§ ITEMS
....
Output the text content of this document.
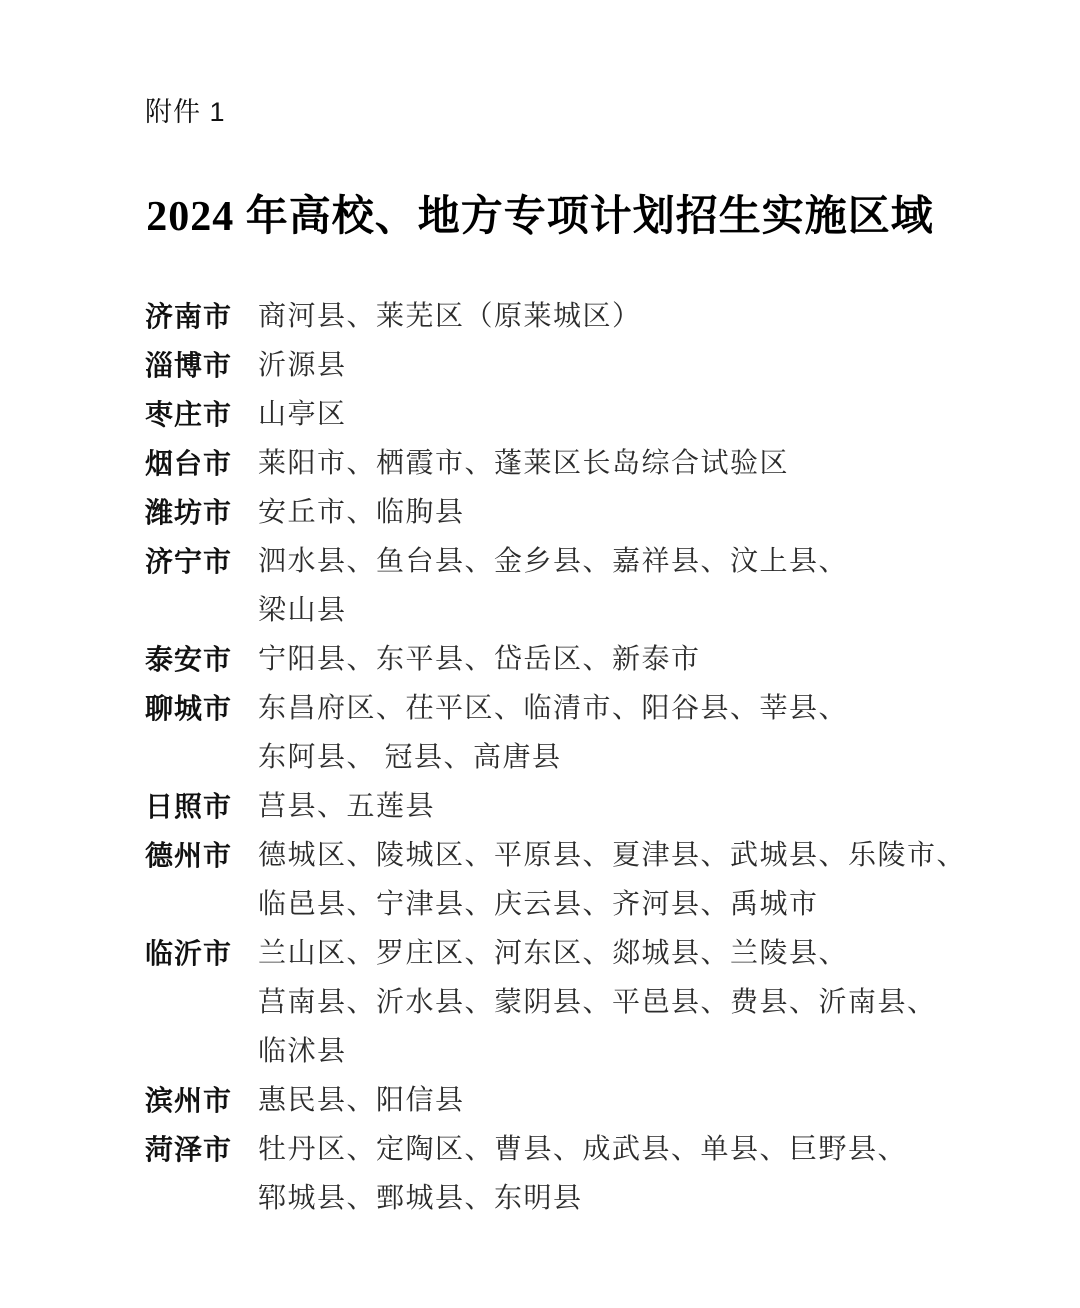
附件 1
2024 年高校、地方专项计划招生实施区域
济南市 商河县、莱芜区（原莱城区）
淄博市 沂源县
枣庄市 山亭区
烟台市 莱阳市、栖霞市、蓬莱区长岛综合试验区
潍坊市 安丘市、临朐县
济宁市 泗水县、鱼台县、金乡县、嘉祥县、汶上县、
梁山县
泰安市 宁阳县、东平县、岱岳区、新泰市
聊城市 东昌府区、茌平区、临清市、阳谷县、莘县、
东阿县、 冠县、高唐县
日照市 莒县、五莲县
德州市 德城区、陵城区、平原县、夏津县、武城县、乐陵市、
临邑县、宁津县、庆云县、齐河县、禹城市
临沂市 兰山区、罗庄区、河东区、郯城县、兰陵县、
莒南县、沂水县、蒙阴县、平邑县、费县、沂南县、
临沭县
滨州市 惠民县、阳信县
菏泽市 牡丹区、定陶区、曹县、成武县、单县、巨野县、
郓城县、鄄城县、东明县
....
§ PROBLEM
Reproduce each line of the records exactly, and omit every picture.

§ COMPLETE OUTPUT
Output the text content of this document.
附件 1
2024 年高校、地方专项计划招生实施区域
济南市 商河县、莱芜区（原莱城区）
淄博市 沂源县
枣庄市 山亭区
烟台市 莱阳市、栖霞市、蓬莱区长岛综合试验区
潍坊市 安丘市、临朐县
济宁市 泗水县、鱼台县、金乡县、嘉祥县、汶上县、
梁山县
泰安市 宁阳县、东平县、岱岳区、新泰市
聊城市 东昌府区、茌平区、临清市、阳谷县、莘县、
东阿县、 冠县、高唐县
日照市 莒县、五莲县
德州市 德城区、陵城区、平原县、夏津县、武城县、乐陵市、
临邑县、宁津县、庆云县、齐河县、禹城市
临沂市 兰山区、罗庄区、河东区、郯城县、兰陵县、
莒南县、沂水县、蒙阴县、平邑县、费县、沂南县、
临沭县
滨州市 惠民县、阳信县
菏泽市 牡丹区、定陶区、曹县、成武县、单县、巨野县、
郓城县、鄄城县、东明县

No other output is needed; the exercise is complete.